## Short exercise 1
Give back the whole forum discussion about swarm-style Primaris army lists, word for word.

## Passage shown
I think Blood Angels Primaris Grav Caps are solid, but Primaris can't use the Death Visions of Sanguinius stratagem to get Black Rage.
Unless it was FAQ'd... I haven't paid as much attention to the BA stuff.
Colgado wrote: Has anyone tried or thought about an almost swarm style approach to primaris lists? I'm talking 50-60 intercessors in 2 batallions or a brigade. That's a lot of wounds to deal with. In a 2K list you'd still have enough for hellblasters or plasma interceptors for harder targets.
It seems like it would be great at board control and in an ITC format you could run each squad at 9 man and give up virtually no secondaries besides head hunter. You would only run infantry to make AT weapons wasteful, and while D2 weapons aren't rare I haven't seen too many list that truly have it in abundance (there are exceptions).
As Dark Angels you have built in re-rolls, solve the morale issue, and have Wotda to make your plasma a serious threat.
As Ravenguard that is just a ton of -1 to hit wounds to chew through.
As Blood Angels you can hold your own in melee and straight bully any non-melee units.
Thoughts?
In that approach, use Blood Angel, your Primaris Gravis Captain is wounding even Magnus / Mortarion on 2s on the charge with his 5 attacks (6 attacks if you use the stratagem to make him fall into black rage), while your 60 Intercessors will wound the Daemon Primarch on 4s with their a total 120 attacks in theory, LoL.
I think Blood Angels Primaris Grav Caps are solid, but Primaris can't use the Death Visions of Sanguinius stratagem to get Black Rage.
Unless it was FAQ'd... I haven't paid as much attention to the BA stuff.
Oh..
Yeah, you are right, Looks like Primaris got their gene-seed fixed......

## Short exercise 2
Retype the entries verbatim, starting at their first line and ending with the line holding "story-form-pane [0,80,1262,1338]", inclusive.

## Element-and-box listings
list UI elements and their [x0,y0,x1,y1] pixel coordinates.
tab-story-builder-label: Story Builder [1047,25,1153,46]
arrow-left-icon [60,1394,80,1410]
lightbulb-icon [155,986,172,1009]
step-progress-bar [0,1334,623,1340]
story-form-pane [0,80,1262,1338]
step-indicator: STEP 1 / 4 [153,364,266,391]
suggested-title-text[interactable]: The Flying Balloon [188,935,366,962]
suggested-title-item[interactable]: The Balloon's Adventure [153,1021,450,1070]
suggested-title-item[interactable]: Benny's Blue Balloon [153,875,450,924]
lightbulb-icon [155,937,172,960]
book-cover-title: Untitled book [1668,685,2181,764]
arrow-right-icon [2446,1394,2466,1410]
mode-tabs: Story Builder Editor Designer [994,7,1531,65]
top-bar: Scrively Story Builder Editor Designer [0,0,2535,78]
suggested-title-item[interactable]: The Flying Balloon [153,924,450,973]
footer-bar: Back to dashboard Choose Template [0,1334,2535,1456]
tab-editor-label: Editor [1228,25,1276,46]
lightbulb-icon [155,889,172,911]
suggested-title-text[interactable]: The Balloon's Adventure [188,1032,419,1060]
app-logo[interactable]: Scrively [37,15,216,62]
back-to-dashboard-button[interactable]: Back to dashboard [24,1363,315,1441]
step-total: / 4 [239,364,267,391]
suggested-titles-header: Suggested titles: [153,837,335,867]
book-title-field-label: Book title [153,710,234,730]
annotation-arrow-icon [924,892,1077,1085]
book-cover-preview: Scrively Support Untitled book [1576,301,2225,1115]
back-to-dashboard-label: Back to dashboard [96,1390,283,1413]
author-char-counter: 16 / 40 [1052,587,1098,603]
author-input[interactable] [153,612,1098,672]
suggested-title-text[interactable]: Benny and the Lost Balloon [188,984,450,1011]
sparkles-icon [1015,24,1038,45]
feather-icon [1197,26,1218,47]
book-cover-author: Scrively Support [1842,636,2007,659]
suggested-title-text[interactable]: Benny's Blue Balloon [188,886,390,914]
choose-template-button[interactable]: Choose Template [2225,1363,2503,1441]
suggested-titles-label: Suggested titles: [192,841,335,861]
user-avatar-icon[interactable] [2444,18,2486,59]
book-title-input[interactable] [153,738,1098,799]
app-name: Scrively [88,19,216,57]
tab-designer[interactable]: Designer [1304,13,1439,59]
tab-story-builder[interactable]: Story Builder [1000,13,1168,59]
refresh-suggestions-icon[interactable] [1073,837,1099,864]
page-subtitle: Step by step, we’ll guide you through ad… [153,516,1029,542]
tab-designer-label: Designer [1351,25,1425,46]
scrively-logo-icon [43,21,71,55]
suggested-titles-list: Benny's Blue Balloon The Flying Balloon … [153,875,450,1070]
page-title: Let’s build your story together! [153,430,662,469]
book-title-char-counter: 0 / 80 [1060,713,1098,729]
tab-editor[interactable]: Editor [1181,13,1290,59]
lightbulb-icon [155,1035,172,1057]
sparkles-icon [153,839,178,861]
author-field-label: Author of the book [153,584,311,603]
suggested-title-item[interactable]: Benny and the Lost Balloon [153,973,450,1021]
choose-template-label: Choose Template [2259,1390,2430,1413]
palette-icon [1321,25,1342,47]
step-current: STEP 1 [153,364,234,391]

## Result 1
I think Blood Angels Primaris Grav Caps are solid, but Primaris can't use the Death Visions of Sanguinius stratagem to get Black Rage.
Unless it was FAQ'd... I haven't paid as much attention to the BA stuff.
Colgado wrote: Has anyone tried or thought about an almost swarm style approach to primaris lists? I'm talking 50-60 intercessors in 2 batallions or a brigade. That's a lot of wounds to deal with. In a 2K list you'd still have enough for hellblasters or plasma interceptors for harder targets.
It seems like it would be great at board control and in an ITC format you could run each squad at 9 man and give up virtually no secondaries besides head hunter. You would only run infantry to make AT weapons wasteful, and while D2 weapons aren't rare I haven't seen too many list that truly have it in abundance (there are exceptions).
As Dark Angels you have built in re-rolls, solve the morale issue, and have Wotda to make your plasma a serious threat.
As Ravenguard that is just a ton of -1 to hit wounds to chew through.
As Blood Angels you can hold your own in melee and straight bully any non-melee units.
Thoughts?
In that approach, use Blood Angel, your Primaris Gravis Captain is wounding even Magnus / Mortarion on 2s on the charge with his 5 attacks (6 attacks if you use the stratagem to make him fall into black rage), while your 60 Intercessors will wound the Daemon Primarch on 4s with their a total 120 attacks in theory, LoL.
I think Blood Angels Primaris Grav Caps are solid, but Primaris can't use the Death Visions of Sanguinius stratagem to get Black Rage.
Unless it was FAQ'd... I haven't paid as much attention to the BA stuff.
Oh..
Yeah, you are right, Looks like Primaris got their gene-seed fixed......

## Result 2
list UI elements and their [x0,y0,x1,y1] pixel coordinates.
tab-story-builder-label: Story Builder [1047,25,1153,46]
arrow-left-icon [60,1394,80,1410]
lightbulb-icon [155,986,172,1009]
step-progress-bar [0,1334,623,1340]
story-form-pane [0,80,1262,1338]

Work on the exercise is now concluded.